### SHORT EXERCISE
Please answer these questions from the article on John Lindsay below, one line each:
(a) Which constituency did Lindsay represent as an MP, and during which years?
(b) Who tutored his sister Margaret in painting?
(c) In what year was he assigned as commodore and commander-in-chief in the Mediterranean?

### EXCERPT
-=-=-=-=-
John Lindsay (Royal Navy officer)

For other people of this name, see John Lindsay (disambiguation).
Sir John Lindsay

Sir John Lindsay as a young naval officer, by Nathaniel Hone
Born 1737
Died 4 June 1788 (aged 51)
Allegiance  Kingdom of Great Britain
Service/branch  Royal Navy
Rank Rear Admiral
Commands held East Indies Station
Mediterranean Fleet
Battles/wars Seven Years' War
Awards Knight of the Order of the Bath
Spouse(s) Mary Milner

Sir John Lindsay KB (1737 – 4 June 1788) was a British naval officer of the 18th century, who achieved the rank of admiral late in his career. Joining the Navy during the Seven Years' War, he served off France, followed by service for several years as captain of a warship stationed in the West Indies. After war's end, he returned to Britain, serving as an MP for Aberdeen Burghs from 1767 to 1768. From August 1769 to March 1772 Lindsay was promoted to commodore and assigned as commander-in-chief of the East Indies Station. He resigned from the Navy for a period following the Battle of Ushant (1778) off the coast of France, during the American War of Independence. In 1784 he was assigned as commodore and commander-in-chief in the Mediterranean. In the last year of his life, he was promoted to rear admiral as an honorary position, as his failing health prevented him from taking a command.

He and his wife had no children together, but he was known to have three illegitimate children, including two daughters and a son, each by different women. One was Dido Elizabeth Belle, mixed-race daughter born into slavery in 1761 in the West Indies. He entrusted the girl to his maternal uncle William Murray, 1st Earl of Mansfield and Mansfield to raise free in England.[1] Murray served as Lord Chief Justice, ruling on cases important to the abolition of slavery. Belle was educated, married, and inherited money from Murray.[2]

Family

He was born John Lindsay in 1737 to Sir Alexander Lindsay, 3rd Baronet of Evelix (near Dornoch in Easter Ross) and Amelia Murray, daughter of David Murray, 5th Viscount of Stormont. His mother was sister to William Murray, 1st Earl of Mansfield and Mansfield. Lindsay was educated as an aristocrat.

His sister Margaret Lindsay was tutored in painting by Allan Ramsay. In 1752 she eloped and married him as his second wife. Her parents became alienated from her by the marriage, which they disapproved. Her brother John remained loyal to her until her death in 1782.
-=-=-=-=-
### GIVEN RECORDS
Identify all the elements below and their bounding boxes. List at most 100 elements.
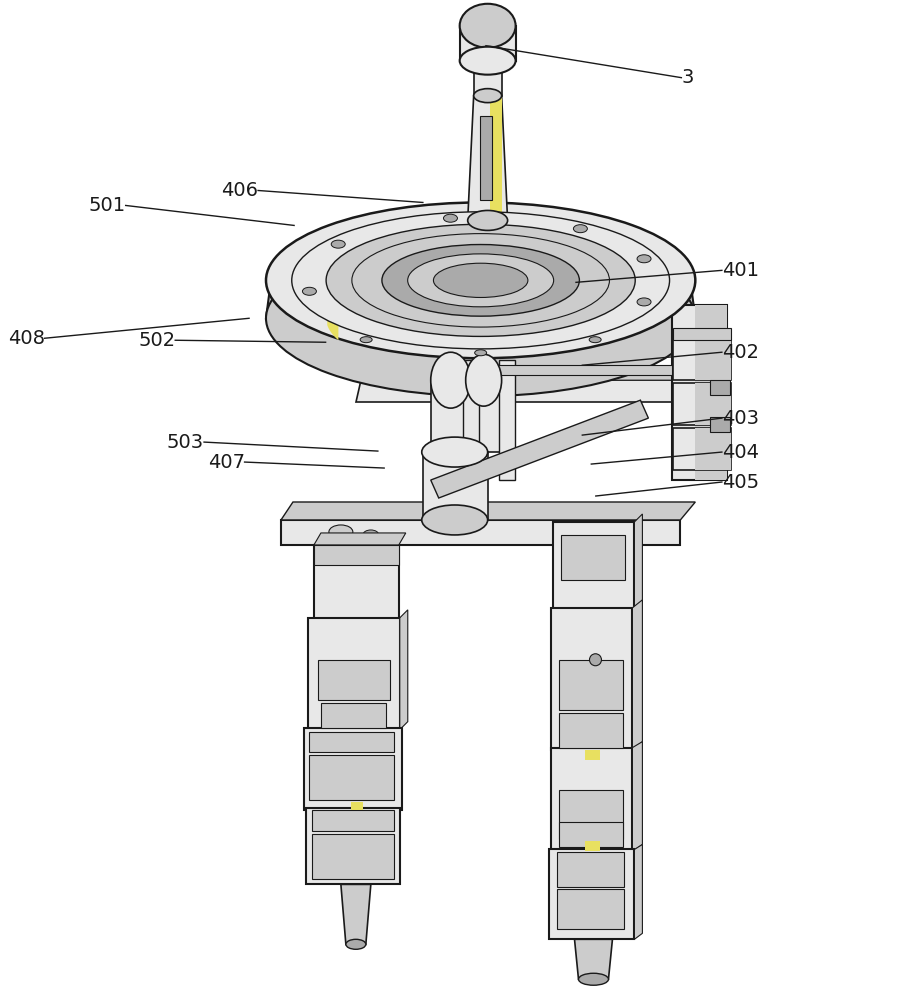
Bar [321, 703, 386, 728]
Polygon shape [463, 365, 672, 375]
Polygon shape [634, 844, 642, 939]
Polygon shape [361, 370, 672, 380]
Ellipse shape [589, 337, 601, 343]
Text: 502: 502 [138, 331, 175, 350]
Bar [557, 852, 624, 887]
Text: 407: 407 [207, 453, 244, 472]
Ellipse shape [363, 530, 379, 540]
Bar [672, 305, 727, 480]
Polygon shape [632, 600, 642, 750]
Ellipse shape [474, 89, 502, 103]
Bar [308, 732, 394, 752]
Ellipse shape [329, 525, 353, 539]
Polygon shape [423, 452, 488, 520]
Bar [308, 755, 394, 800]
Ellipse shape [422, 437, 488, 467]
Ellipse shape [460, 47, 516, 75]
Ellipse shape [331, 240, 345, 248]
Text: 402: 402 [722, 343, 759, 362]
Ellipse shape [460, 4, 516, 48]
Bar [314, 545, 399, 565]
Bar [548, 849, 634, 939]
Polygon shape [356, 380, 672, 402]
Polygon shape [431, 380, 503, 452]
Text: 3: 3 [681, 68, 694, 87]
Polygon shape [467, 96, 508, 220]
Ellipse shape [574, 225, 587, 233]
Ellipse shape [360, 337, 373, 343]
Ellipse shape [352, 234, 610, 327]
Polygon shape [499, 360, 515, 480]
Bar [351, 802, 363, 810]
Bar [558, 660, 623, 710]
Bar [304, 728, 401, 810]
Ellipse shape [467, 210, 508, 230]
Bar [695, 428, 732, 470]
Bar [710, 417, 731, 432]
Bar [674, 428, 732, 470]
Bar [560, 535, 625, 580]
Polygon shape [623, 258, 634, 311]
Polygon shape [341, 884, 371, 944]
Ellipse shape [324, 546, 338, 554]
Bar [550, 748, 632, 851]
Text: 501: 501 [88, 196, 125, 215]
Polygon shape [314, 533, 406, 545]
Ellipse shape [422, 505, 488, 535]
Polygon shape [480, 116, 492, 200]
Ellipse shape [431, 352, 471, 408]
Bar [585, 841, 601, 851]
Text: 405: 405 [722, 473, 759, 492]
Ellipse shape [291, 212, 669, 349]
Ellipse shape [266, 202, 695, 358]
Polygon shape [460, 26, 516, 61]
Bar [306, 808, 400, 884]
Ellipse shape [637, 255, 651, 263]
Ellipse shape [637, 298, 651, 306]
Text: 404: 404 [722, 443, 759, 462]
Bar [553, 522, 634, 610]
Polygon shape [266, 280, 695, 318]
Bar [312, 834, 394, 879]
Bar [550, 608, 632, 750]
Bar [308, 618, 400, 730]
Bar [674, 338, 732, 380]
Bar [695, 338, 732, 380]
Ellipse shape [345, 939, 366, 949]
Text: 408: 408 [7, 329, 44, 348]
Polygon shape [463, 360, 479, 480]
Bar [558, 822, 623, 847]
Ellipse shape [444, 214, 457, 222]
Bar [585, 750, 601, 760]
Polygon shape [281, 502, 695, 520]
Polygon shape [431, 400, 649, 498]
Polygon shape [474, 61, 502, 96]
Bar [557, 889, 624, 929]
Bar [710, 380, 731, 395]
Bar [674, 383, 732, 425]
Ellipse shape [327, 224, 635, 336]
Polygon shape [281, 520, 680, 545]
Ellipse shape [434, 263, 528, 297]
Ellipse shape [408, 254, 554, 307]
Polygon shape [400, 610, 408, 730]
Bar [318, 660, 390, 700]
Polygon shape [327, 287, 338, 340]
Ellipse shape [382, 245, 579, 316]
Bar [314, 545, 399, 620]
Ellipse shape [266, 240, 695, 396]
Bar [695, 305, 727, 480]
Bar [558, 790, 623, 839]
Bar [558, 713, 623, 748]
Bar [695, 383, 732, 425]
Bar [312, 810, 394, 831]
Polygon shape [634, 514, 642, 610]
Ellipse shape [465, 354, 502, 406]
Ellipse shape [590, 654, 602, 666]
Ellipse shape [578, 973, 609, 985]
Text: 401: 401 [722, 261, 759, 280]
Text: 406: 406 [221, 181, 258, 200]
Text: 503: 503 [167, 433, 204, 452]
Polygon shape [490, 96, 502, 220]
Polygon shape [632, 742, 642, 851]
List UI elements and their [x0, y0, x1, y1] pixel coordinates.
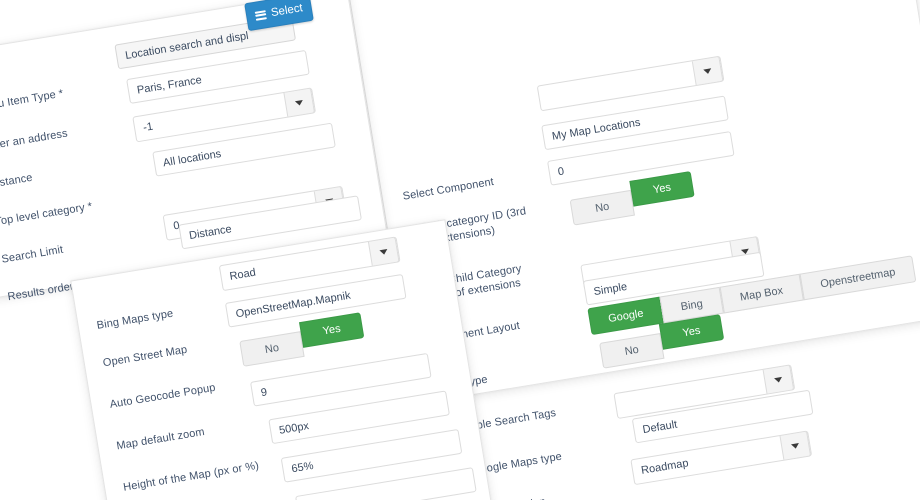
field-row-menu-item-type: Menu Item Type * [0, 78, 126, 116]
label-map-height: Height of the Map (px or %) [122, 459, 260, 494]
list-icon [254, 9, 267, 21]
field-row-map-height: Height of the Map (px or %) [122, 453, 302, 496]
label-select-component: Select Component [401, 176, 495, 203]
select-bing-maps-type-value: Road [228, 266, 257, 283]
field-row-select-component: Select Component [402, 165, 562, 204]
field-row-map-default-zoom: Map default zoom [116, 416, 266, 454]
chevron-down-icon[interactable] [779, 430, 812, 461]
toggle-option-yes[interactable]: Yes [629, 170, 695, 207]
label-enter-an-address: Enter an address [0, 127, 69, 154]
field-row-map-design: Map Design [486, 481, 636, 500]
chevron-down-icon[interactable] [367, 236, 400, 267]
field-row-auto-geocode-popup: Auto Geocode Popup [109, 375, 259, 413]
label-search-limit: Search Limit [0, 243, 65, 266]
label-open-street-map: Open Street Map [102, 343, 189, 370]
field-row-open-street-map: Open Street Map [102, 333, 252, 371]
label-map-default-zoom: Map default zoom [115, 426, 206, 453]
field-row-bing-maps-type: Bing Maps type [96, 296, 246, 334]
field-row-map-width: Width of the Map (px or %) [129, 494, 309, 500]
map-provider-openstreetmap[interactable]: Openstreetmap [799, 255, 917, 301]
field-row-top-level-category: Top level category * [0, 190, 155, 229]
toggle-option-no[interactable]: No [569, 189, 635, 226]
field-row-search-limit: Search Limit [1, 230, 151, 268]
label-distance: Distance [0, 171, 34, 191]
select-map-design-value: Roadmap [640, 457, 690, 477]
toggle-auto-geocode-popup[interactable]: No Yes [239, 312, 366, 367]
field-row-google-maps-type: Google Maps type [471, 441, 621, 479]
label-bing-maps-type: Bing Maps type [95, 307, 175, 332]
label-map-design: Map Design [486, 496, 547, 500]
chevron-down-icon[interactable] [283, 87, 316, 118]
toggle-option-yes[interactable]: Yes [298, 312, 365, 348]
label-auto-geocode-popup: Auto Geocode Popup [108, 381, 217, 411]
field-row-enter-address: Enter an address [0, 117, 133, 155]
select-button-label: Select [270, 2, 304, 20]
chevron-down-icon[interactable] [691, 55, 724, 87]
label-top-level-category: Top level category * [0, 200, 94, 229]
label-menu-item-type: Menu Item Type * [0, 87, 65, 114]
toggle-option-no[interactable]: No [599, 333, 665, 369]
select-distance-value: -1 [142, 120, 154, 135]
toggle-fetch-child-category[interactable]: No Yes [569, 170, 697, 226]
field-row-distance: Distance [0, 155, 139, 193]
chevron-down-icon[interactable] [762, 364, 795, 395]
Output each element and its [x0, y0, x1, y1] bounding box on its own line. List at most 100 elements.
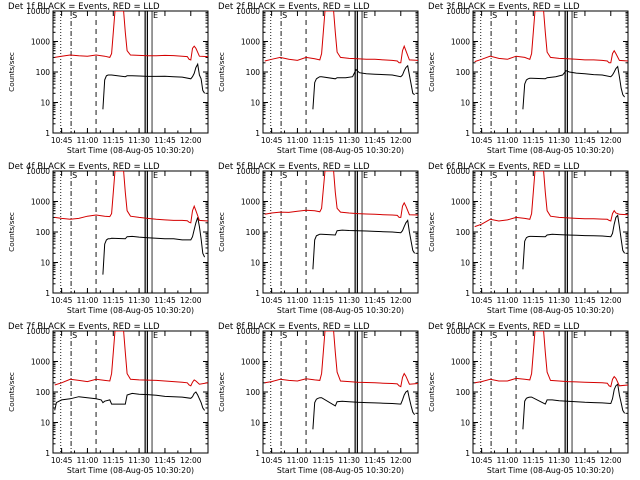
- y-tick-label: 10: [250, 99, 260, 108]
- lld-series-line: [474, 171, 628, 228]
- panel-title: Det 1f BLACK = Events, RED = LLD: [8, 2, 160, 12]
- y-tick-label: 1000: [241, 198, 260, 207]
- x-tick-label: 11:45: [574, 456, 596, 465]
- lld-series-line: [474, 11, 628, 64]
- panel-title: Det 8f BLACK = Events, RED = LLD: [218, 322, 370, 332]
- y-tick-label: 1000: [31, 198, 50, 207]
- y-tick-label: 1: [255, 129, 260, 138]
- x-tick-label: 10:45: [471, 296, 493, 305]
- x-tick-label: 11:30: [338, 136, 360, 145]
- y-tick-label: 100: [456, 388, 471, 397]
- y-tick-label: 1000: [241, 358, 260, 367]
- start-marker-letter: S: [72, 171, 77, 180]
- x-axis-label: Start Time (08-Aug-05 10:30:20): [67, 306, 194, 315]
- y-tick-label: 1000: [451, 38, 470, 47]
- panel-title: Det 9f BLACK = Events, RED = LLD: [428, 322, 580, 332]
- y-tick-label: 1: [255, 449, 260, 458]
- y-axis-label: Counts/sec: [217, 372, 226, 412]
- x-tick-label: 11:30: [128, 296, 150, 305]
- y-tick-label: 1000: [31, 358, 50, 367]
- x-axis-label: Start Time (08-Aug-05 10:30:20): [487, 306, 614, 315]
- x-tick-label: 10:45: [261, 456, 283, 465]
- x-tick-label: 12:00: [180, 456, 202, 465]
- y-tick-label: 10000: [236, 167, 260, 176]
- y-axis-label: Counts/sec: [7, 52, 16, 92]
- events-series-line: [54, 391, 206, 411]
- lld-series-line: [54, 11, 208, 61]
- end-marker-letter: E: [153, 11, 158, 20]
- x-tick-label: 11:00: [497, 456, 519, 465]
- x-axis-label: Start Time (08-Aug-05 10:30:20): [487, 466, 614, 475]
- x-axis-label: Start Time (08-Aug-05 10:30:20): [277, 306, 404, 315]
- detector-panel: Det 1f BLACK = Events, RED = LLD 1 10 100 10…: [7, 2, 209, 155]
- x-axis-label: Start Time (08-Aug-05 10:30:20): [67, 466, 194, 475]
- x-tick-label: 11:15: [522, 136, 544, 145]
- x-tick-label: 12:00: [390, 136, 412, 145]
- x-axis-label: Start Time (08-Aug-05 10:30:20): [277, 146, 404, 155]
- x-tick-label: 11:30: [338, 456, 360, 465]
- y-tick-label: 1: [255, 289, 260, 298]
- y-tick-label: 10: [460, 419, 470, 428]
- y-tick-label: 100: [36, 388, 51, 397]
- x-tick-label: 12:00: [600, 456, 622, 465]
- plot-frame: [52, 10, 209, 134]
- x-tick-label: 11:00: [497, 136, 519, 145]
- x-tick-label: 11:15: [102, 296, 124, 305]
- x-tick-label: 11:30: [128, 456, 150, 465]
- y-tick-label: 1000: [451, 198, 470, 207]
- y-tick-label: 10: [250, 419, 260, 428]
- x-tick-label: 11:00: [287, 136, 309, 145]
- y-tick-label: 10000: [26, 167, 50, 176]
- x-tick-label: 11:45: [364, 136, 386, 145]
- events-series-line: [522, 214, 626, 270]
- end-marker-letter: E: [573, 171, 578, 180]
- y-tick-label: 1: [465, 129, 470, 138]
- end-marker-letter: E: [573, 331, 578, 340]
- lld-series-line: [264, 11, 418, 64]
- x-tick-label: 10:45: [261, 136, 283, 145]
- detector-panel: Det 7f BLACK = Events, RED = LLD 1 10 100 10…: [7, 322, 209, 475]
- x-tick-label: 11:00: [287, 296, 309, 305]
- detector-panel: Det 8f BLACK = Events, RED = LLD 1 10 100 10…: [217, 322, 419, 475]
- lld-series-line: [474, 331, 628, 388]
- y-tick-label: 10: [250, 259, 260, 268]
- y-tick-label: 10: [40, 259, 50, 268]
- x-tick-label: 11:15: [312, 456, 334, 465]
- y-tick-label: 10000: [26, 7, 50, 16]
- events-series-line: [102, 62, 206, 110]
- x-axis-label: Start Time (08-Aug-05 10:30:20): [487, 146, 614, 155]
- y-tick-label: 100: [246, 228, 261, 237]
- detector-panel: Det 6f BLACK = Events, RED = LLD 1 10 100 10…: [427, 162, 629, 315]
- events-series-line: [522, 65, 625, 110]
- x-tick-label: 12:00: [390, 456, 412, 465]
- detector-panel: Det 5f BLACK = Events, RED = LLD 1 10 100 10…: [217, 162, 419, 315]
- x-tick-label: 11:00: [497, 296, 519, 305]
- x-tick-label: 11:15: [102, 456, 124, 465]
- y-axis-label: Counts/sec: [7, 212, 16, 252]
- start-marker-letter: S: [282, 11, 287, 20]
- y-tick-label: 100: [36, 68, 51, 77]
- detector-panel: Det 2f BLACK = Events, RED = LLD 1 10 100 10…: [217, 2, 419, 155]
- x-tick-label: 11:30: [548, 136, 570, 145]
- start-marker-letter: S: [492, 171, 497, 180]
- x-tick-label: 12:00: [180, 296, 202, 305]
- y-tick-label: 100: [36, 228, 51, 237]
- x-tick-label: 10:45: [471, 136, 493, 145]
- y-tick-label: 1000: [31, 38, 50, 47]
- lld-series-line: [54, 171, 208, 224]
- x-tick-label: 10:45: [261, 296, 283, 305]
- events-series-line: [102, 217, 206, 275]
- end-marker-letter: E: [573, 11, 578, 20]
- y-tick-label: 10000: [446, 167, 470, 176]
- y-axis-label: Counts/sec: [217, 212, 226, 252]
- detector-panel: Det 3f BLACK = Events, RED = LLD 1 10 100 10…: [427, 2, 629, 155]
- panel-title: Det 2f BLACK = Events, RED = LLD: [218, 2, 370, 12]
- y-tick-label: 1: [45, 449, 50, 458]
- end-marker-letter: E: [153, 331, 158, 340]
- plot-frame: [472, 330, 629, 454]
- x-tick-label: 12:00: [390, 296, 412, 305]
- x-tick-label: 11:30: [548, 296, 570, 305]
- start-marker-letter: S: [492, 331, 497, 340]
- x-tick-label: 11:45: [154, 136, 176, 145]
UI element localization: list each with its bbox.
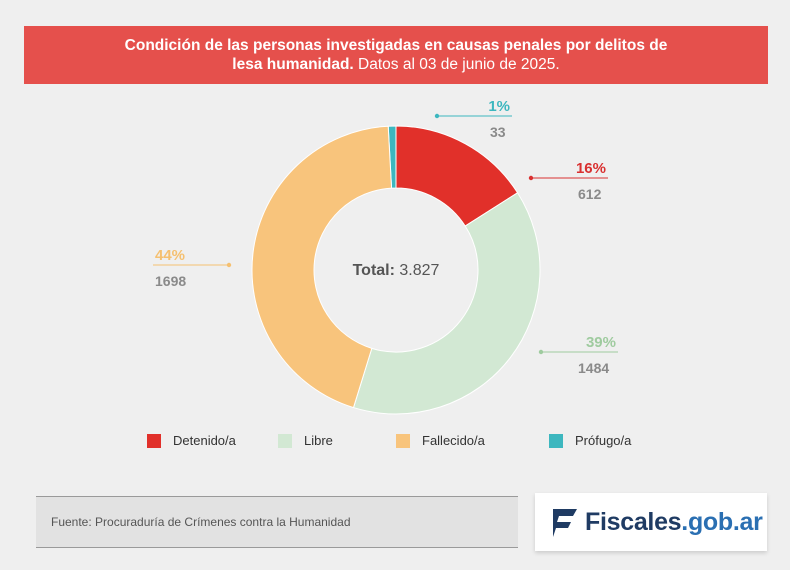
value-label-prfugoa: 33 [490, 124, 506, 140]
legend-label-prfugoa: Prófugo/a [575, 433, 632, 448]
callout-dot-libre [538, 349, 544, 355]
legend-swatch-fallecidoa [396, 433, 410, 448]
donut-slice-libre [352, 192, 541, 415]
legend-label-libre: Libre [304, 433, 333, 448]
callout-dot-prfugoa [434, 113, 440, 119]
center-total-caption: Total: [353, 262, 395, 279]
percent-label-fallecidoa: 44% [155, 247, 185, 264]
chart-subtitle-date: Datos al 03 de junio de 2025. [353, 56, 560, 73]
legend-item-fallecidoa: Fallecido/a [396, 433, 485, 448]
legend-item-prfugoa: Prófugo/a [549, 433, 631, 448]
source-note: Fuente: Procuraduría de Crímenes contra … [36, 496, 518, 548]
legend-swatch-prfugoa [549, 433, 563, 448]
legend-item-detenidoa: Detenido/a [147, 433, 236, 448]
chart-legend: Detenido/a Libre Fallecido/a Prófugo/a [0, 433, 790, 453]
legend-swatch-detenidoa [147, 433, 161, 448]
value-label-detenidoa: 612 [578, 186, 602, 202]
legend-label-detenidoa: Detenido/a [173, 433, 236, 448]
chart-title-line1: Condición de las personas investigadas e… [124, 37, 668, 54]
percent-label-prfugoa: 1% [488, 98, 510, 115]
value-label-fallecidoa: 1698 [155, 273, 186, 289]
legend-label-fallecidoa: Fallecido/a [422, 433, 485, 448]
callout-dot-detenidoa [528, 175, 534, 181]
callout-dot-fallecidoa [226, 262, 232, 268]
chart-title-line2: lesa humanidad. [232, 56, 354, 73]
fiscales-logo: Fiscales.gob.ar [535, 493, 767, 551]
center-total-label: Total: 3.827 [353, 262, 440, 279]
logo-text-main: Fiscales [585, 507, 682, 536]
legend-item-libre: Libre [278, 433, 333, 448]
percent-label-detenidoa: 16% [576, 160, 606, 177]
logo-wordmark: Fiscales.gob.ar [585, 508, 763, 537]
donut-slice-fallecidoa [251, 125, 393, 409]
percent-label-libre: 39% [586, 334, 616, 351]
value-label-libre: 1484 [578, 360, 609, 376]
logo-text-domain: .gob.ar [681, 507, 763, 536]
donut-chart: Total: 3.827 1% 33 16% 612 39% 1484 44% 1698 [153, 98, 618, 415]
source-text: Fuente: Procuraduría de Crímenes contra … [51, 515, 351, 529]
legend-swatch-libre [278, 433, 292, 448]
chart-title-banner: Condición de las personas investigadas e… [24, 26, 768, 84]
flag-logo-icon [553, 509, 577, 537]
center-total-value: 3.827 [395, 262, 440, 279]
-=-=-=-=-
### ANSWER TO THE PROBLEM
(a) Aberdeen Burghs, from 1767 to 1768.
(b) Allan Ramsay.
(c) 1784.